DO THIS: Retype the whole listing verbatim and keep the pictures out of it.

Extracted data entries
================================
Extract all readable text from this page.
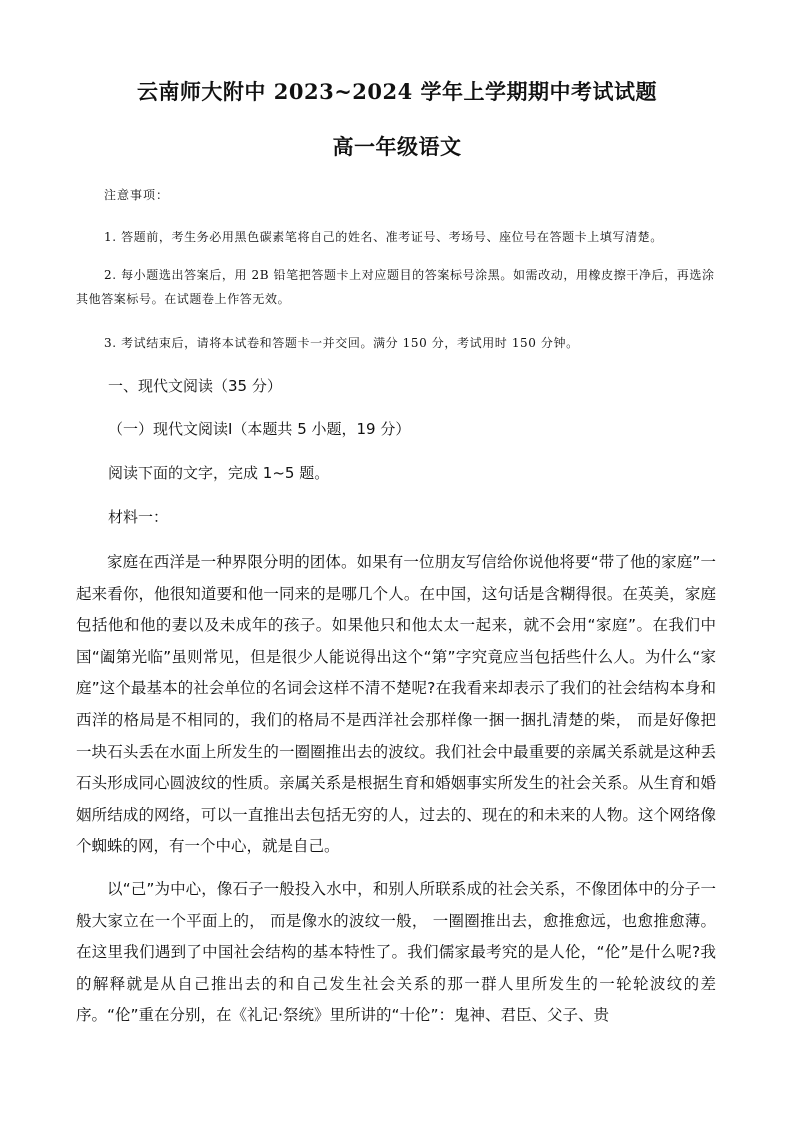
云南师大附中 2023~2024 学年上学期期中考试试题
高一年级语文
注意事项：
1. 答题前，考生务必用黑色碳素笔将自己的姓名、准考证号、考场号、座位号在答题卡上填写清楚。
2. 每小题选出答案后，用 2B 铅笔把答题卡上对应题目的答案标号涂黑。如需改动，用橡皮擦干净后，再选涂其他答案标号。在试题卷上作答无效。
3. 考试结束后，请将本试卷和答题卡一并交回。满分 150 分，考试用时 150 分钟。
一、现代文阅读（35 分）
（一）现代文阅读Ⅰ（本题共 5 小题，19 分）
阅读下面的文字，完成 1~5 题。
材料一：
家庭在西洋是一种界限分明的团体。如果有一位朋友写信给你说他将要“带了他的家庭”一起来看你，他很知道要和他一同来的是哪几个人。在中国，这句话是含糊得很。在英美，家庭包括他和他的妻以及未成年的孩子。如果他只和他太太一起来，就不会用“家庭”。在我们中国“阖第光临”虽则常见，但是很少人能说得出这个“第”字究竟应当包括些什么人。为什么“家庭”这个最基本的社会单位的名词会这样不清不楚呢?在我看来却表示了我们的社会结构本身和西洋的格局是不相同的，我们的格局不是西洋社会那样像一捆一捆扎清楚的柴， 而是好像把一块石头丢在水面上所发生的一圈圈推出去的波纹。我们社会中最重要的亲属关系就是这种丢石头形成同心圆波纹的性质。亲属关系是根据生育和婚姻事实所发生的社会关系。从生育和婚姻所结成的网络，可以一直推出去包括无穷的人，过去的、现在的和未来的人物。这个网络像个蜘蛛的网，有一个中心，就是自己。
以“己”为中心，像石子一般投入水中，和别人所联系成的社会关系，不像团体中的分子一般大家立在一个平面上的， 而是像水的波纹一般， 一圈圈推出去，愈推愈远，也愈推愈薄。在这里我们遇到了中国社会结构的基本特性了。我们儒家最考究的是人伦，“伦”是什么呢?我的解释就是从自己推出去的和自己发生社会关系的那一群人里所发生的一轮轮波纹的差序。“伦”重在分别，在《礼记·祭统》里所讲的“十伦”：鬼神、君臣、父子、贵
================================
REPLY TO THE TASK:
Extract all readable text from this page.
云南师大附中 2023~2024 学年上学期期中考试试题
高一年级语文
注意事项：
1. 答题前，考生务必用黑色碳素笔将自己的姓名、准考证号、考场号、座位号在答题卡上填写清楚。
2. 每小题选出答案后，用 2B 铅笔把答题卡上对应题目的答案标号涂黑。如需改动，用橡皮擦干净后，再选涂其他答案标号。在试题卷上作答无效。
3. 考试结束后，请将本试卷和答题卡一并交回。满分 150 分，考试用时 150 分钟。
一、现代文阅读（35 分）
（一）现代文阅读Ⅰ（本题共 5 小题，19 分）
阅读下面的文字，完成 1~5 题。
材料一：
家庭在西洋是一种界限分明的团体。如果有一位朋友写信给你说他将要“带了他的家庭”一起来看你，他很知道要和他一同来的是哪几个人。在中国，这句话是含糊得很。在英美，家庭包括他和他的妻以及未成年的孩子。如果他只和他太太一起来，就不会用“家庭”。在我们中国“阖第光临”虽则常见，但是很少人能说得出这个“第”字究竟应当包括些什么人。为什么“家庭”这个最基本的社会单位的名词会这样不清不楚呢?在我看来却表示了我们的社会结构本身和西洋的格局是不相同的，我们的格局不是西洋社会那样像一捆一捆扎清楚的柴， 而是好像把一块石头丢在水面上所发生的一圈圈推出去的波纹。我们社会中最重要的亲属关系就是这种丢石头形成同心圆波纹的性质。亲属关系是根据生育和婚姻事实所发生的社会关系。从生育和婚姻所结成的网络，可以一直推出去包括无穷的人，过去的、现在的和未来的人物。这个网络像个蜘蛛的网，有一个中心，就是自己。
以“己”为中心，像石子一般投入水中，和别人所联系成的社会关系，不像团体中的分子一般大家立在一个平面上的， 而是像水的波纹一般， 一圈圈推出去，愈推愈远，也愈推愈薄。在这里我们遇到了中国社会结构的基本特性了。我们儒家最考究的是人伦，“伦”是什么呢?我的解释就是从自己推出去的和自己发生社会关系的那一群人里所发生的一轮轮波纹的差序。“伦”重在分别，在《礼记·祭统》里所讲的“十伦”：鬼神、君臣、父子、贵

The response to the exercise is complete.